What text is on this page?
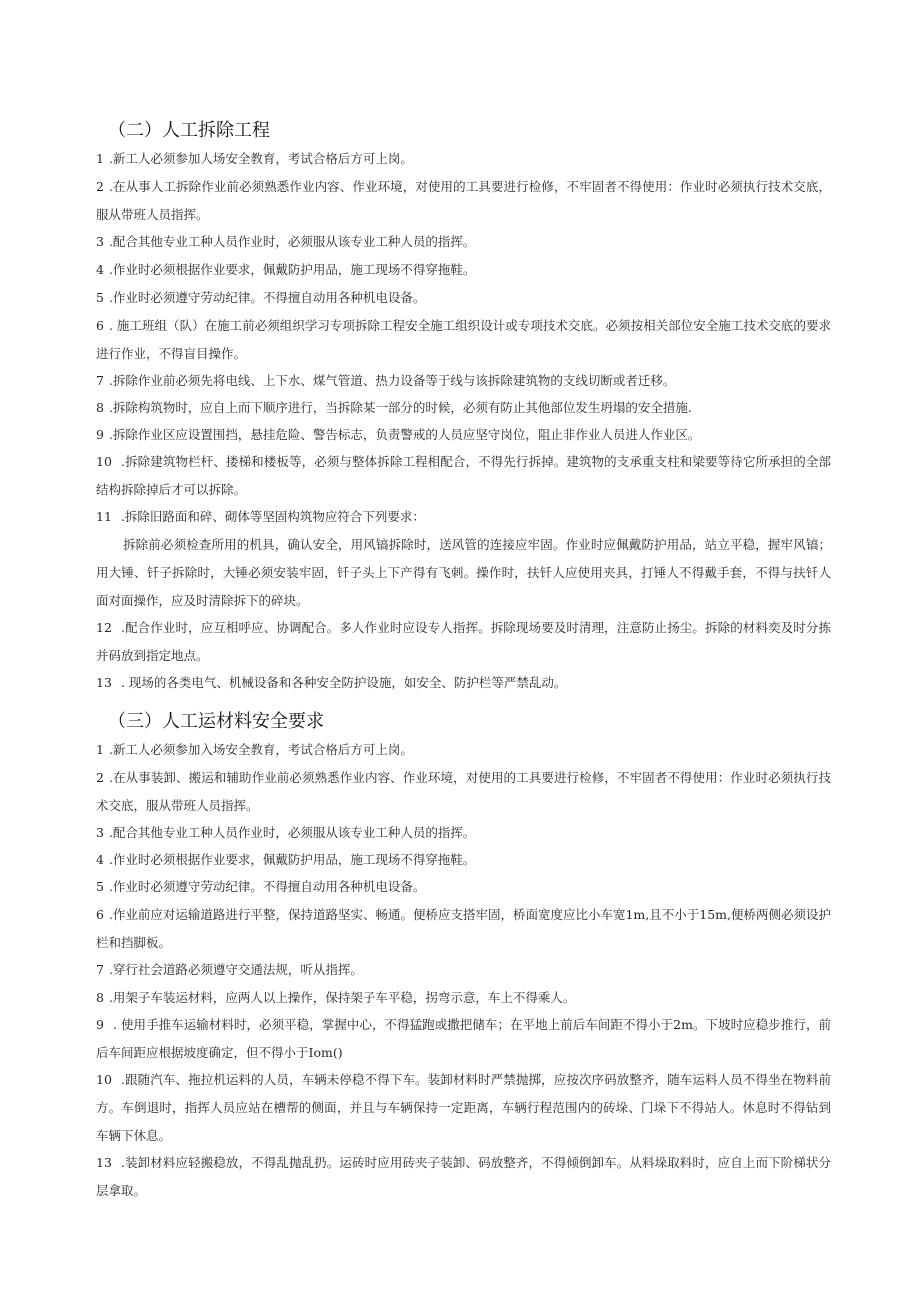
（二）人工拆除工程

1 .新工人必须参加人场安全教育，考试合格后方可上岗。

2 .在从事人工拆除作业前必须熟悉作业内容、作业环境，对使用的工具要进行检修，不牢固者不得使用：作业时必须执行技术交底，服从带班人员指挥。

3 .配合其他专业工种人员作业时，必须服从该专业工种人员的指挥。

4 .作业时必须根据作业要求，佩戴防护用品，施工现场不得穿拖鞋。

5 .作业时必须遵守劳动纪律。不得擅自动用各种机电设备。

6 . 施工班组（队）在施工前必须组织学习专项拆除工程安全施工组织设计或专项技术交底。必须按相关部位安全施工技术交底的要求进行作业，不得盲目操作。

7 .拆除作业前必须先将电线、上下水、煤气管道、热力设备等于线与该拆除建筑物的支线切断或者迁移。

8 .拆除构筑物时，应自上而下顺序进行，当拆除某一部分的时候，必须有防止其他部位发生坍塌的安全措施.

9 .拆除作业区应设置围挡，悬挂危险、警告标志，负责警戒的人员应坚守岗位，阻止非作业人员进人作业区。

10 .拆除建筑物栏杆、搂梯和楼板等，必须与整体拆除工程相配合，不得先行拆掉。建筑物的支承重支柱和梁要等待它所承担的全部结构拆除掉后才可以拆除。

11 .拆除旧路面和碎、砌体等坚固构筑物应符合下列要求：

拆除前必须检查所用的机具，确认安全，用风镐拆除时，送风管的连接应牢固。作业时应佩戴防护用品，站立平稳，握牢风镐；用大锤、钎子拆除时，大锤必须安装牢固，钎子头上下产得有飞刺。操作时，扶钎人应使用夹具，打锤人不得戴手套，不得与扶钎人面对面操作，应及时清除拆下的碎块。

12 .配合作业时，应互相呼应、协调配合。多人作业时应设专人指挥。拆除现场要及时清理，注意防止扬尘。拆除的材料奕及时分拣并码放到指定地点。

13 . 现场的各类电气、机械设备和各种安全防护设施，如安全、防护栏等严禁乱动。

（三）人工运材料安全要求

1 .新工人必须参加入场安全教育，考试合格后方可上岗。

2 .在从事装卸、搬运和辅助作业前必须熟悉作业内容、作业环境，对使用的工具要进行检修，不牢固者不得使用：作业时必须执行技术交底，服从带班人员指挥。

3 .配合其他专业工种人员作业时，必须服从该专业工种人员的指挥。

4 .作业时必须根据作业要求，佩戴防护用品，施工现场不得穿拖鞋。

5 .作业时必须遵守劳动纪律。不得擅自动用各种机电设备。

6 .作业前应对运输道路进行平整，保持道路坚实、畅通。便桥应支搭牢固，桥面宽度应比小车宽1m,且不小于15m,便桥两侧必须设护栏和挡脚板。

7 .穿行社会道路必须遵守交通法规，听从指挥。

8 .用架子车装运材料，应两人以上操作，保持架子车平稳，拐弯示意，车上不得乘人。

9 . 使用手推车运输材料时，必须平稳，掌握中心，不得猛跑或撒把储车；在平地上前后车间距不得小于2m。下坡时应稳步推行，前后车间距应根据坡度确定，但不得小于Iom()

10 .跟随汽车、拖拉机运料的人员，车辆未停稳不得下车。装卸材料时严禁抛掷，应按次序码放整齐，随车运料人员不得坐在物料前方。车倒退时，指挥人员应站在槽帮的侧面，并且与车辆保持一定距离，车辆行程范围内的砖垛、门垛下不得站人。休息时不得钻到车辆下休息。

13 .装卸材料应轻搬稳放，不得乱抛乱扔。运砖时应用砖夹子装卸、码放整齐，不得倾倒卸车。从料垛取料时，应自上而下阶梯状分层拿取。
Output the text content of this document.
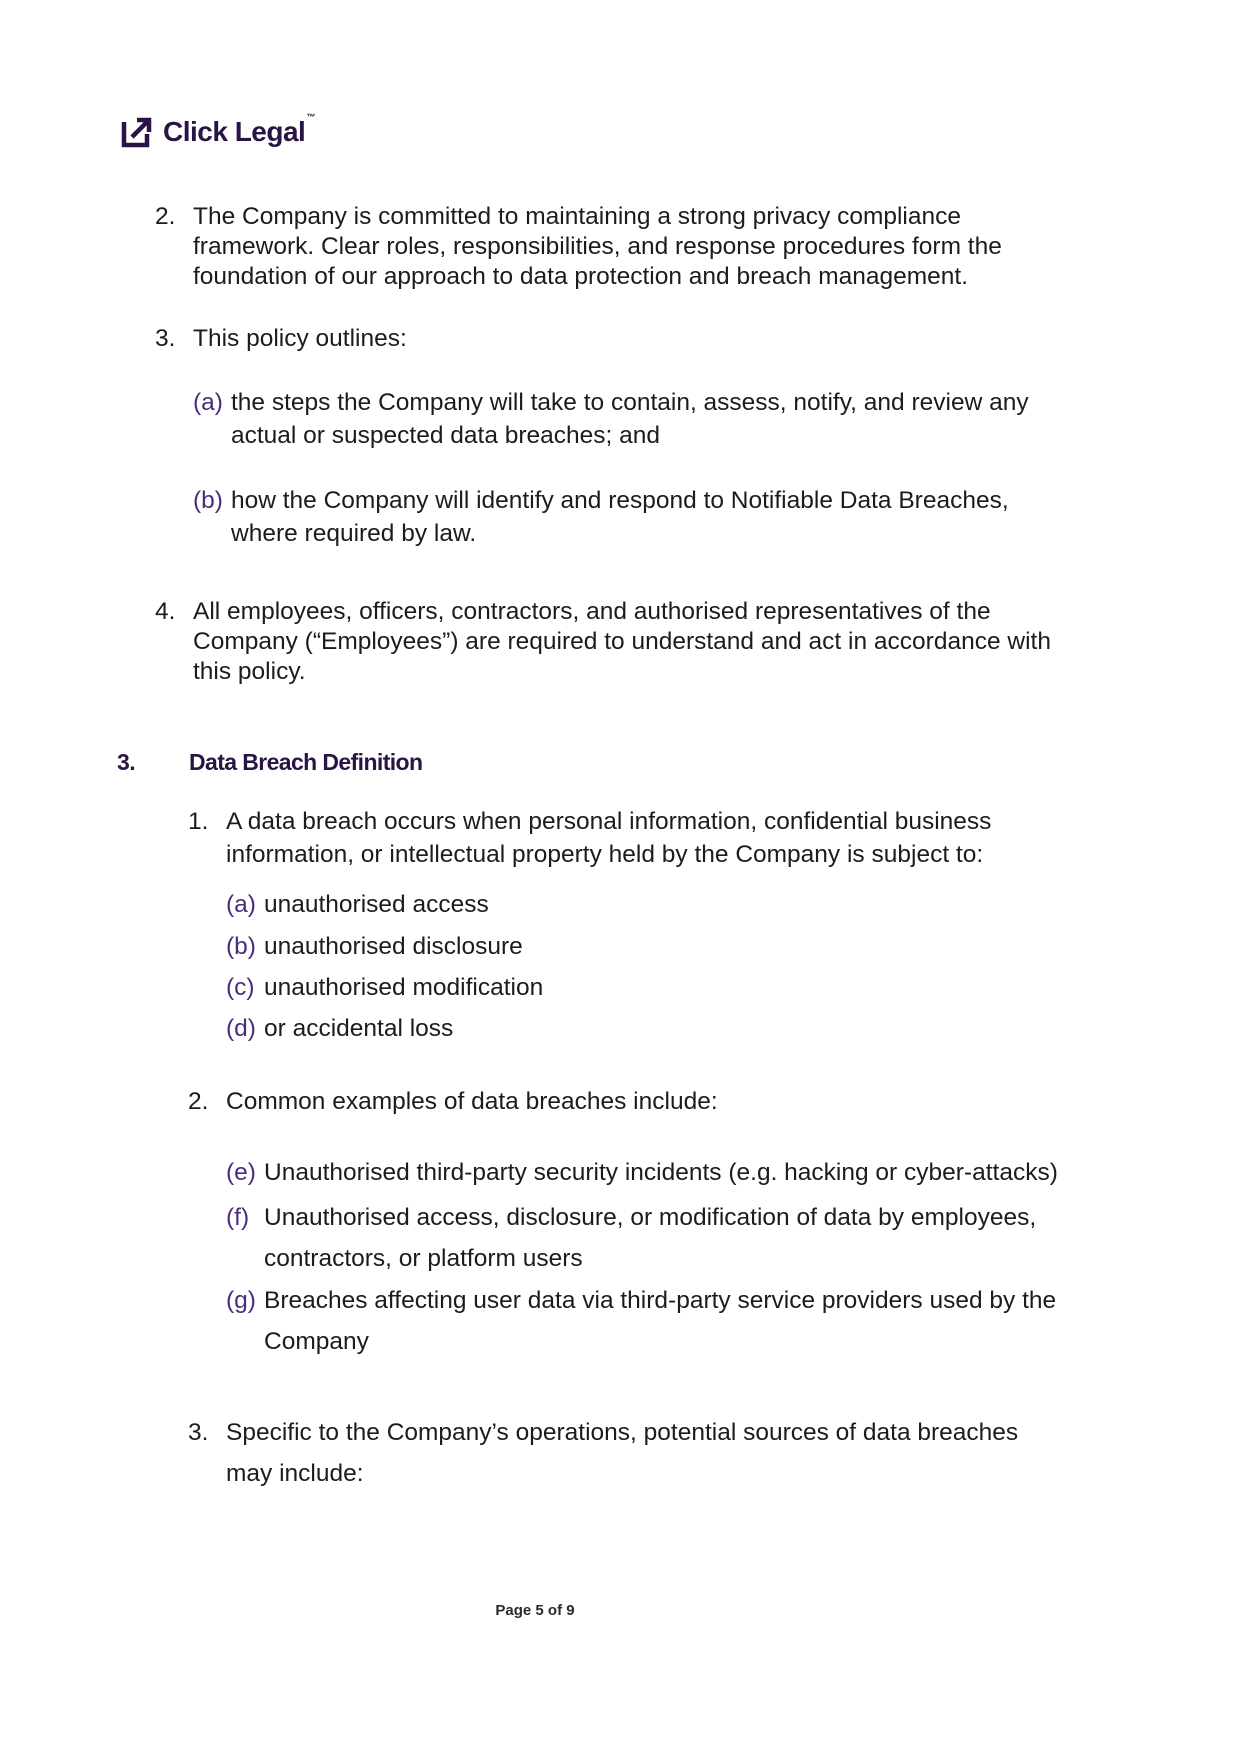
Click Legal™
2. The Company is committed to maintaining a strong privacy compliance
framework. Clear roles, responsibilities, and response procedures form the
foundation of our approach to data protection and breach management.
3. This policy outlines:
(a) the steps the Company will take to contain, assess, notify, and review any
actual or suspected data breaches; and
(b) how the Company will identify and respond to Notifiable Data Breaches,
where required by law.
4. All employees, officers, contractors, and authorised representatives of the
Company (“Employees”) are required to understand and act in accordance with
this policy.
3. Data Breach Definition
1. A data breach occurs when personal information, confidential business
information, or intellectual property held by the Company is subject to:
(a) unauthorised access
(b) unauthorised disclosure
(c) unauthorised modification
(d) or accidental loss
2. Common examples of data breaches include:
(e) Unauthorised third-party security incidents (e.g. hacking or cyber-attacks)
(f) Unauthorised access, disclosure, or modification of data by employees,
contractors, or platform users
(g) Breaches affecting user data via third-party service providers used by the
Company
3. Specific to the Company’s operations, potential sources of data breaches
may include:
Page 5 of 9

▸ EXERCISE TASK: Go through the records and show every line with the string "contractors" in it.

▸ CORRECT ANSWER:
4. All employees, officers, contractors, and authorised representatives of the
contractors, or platform users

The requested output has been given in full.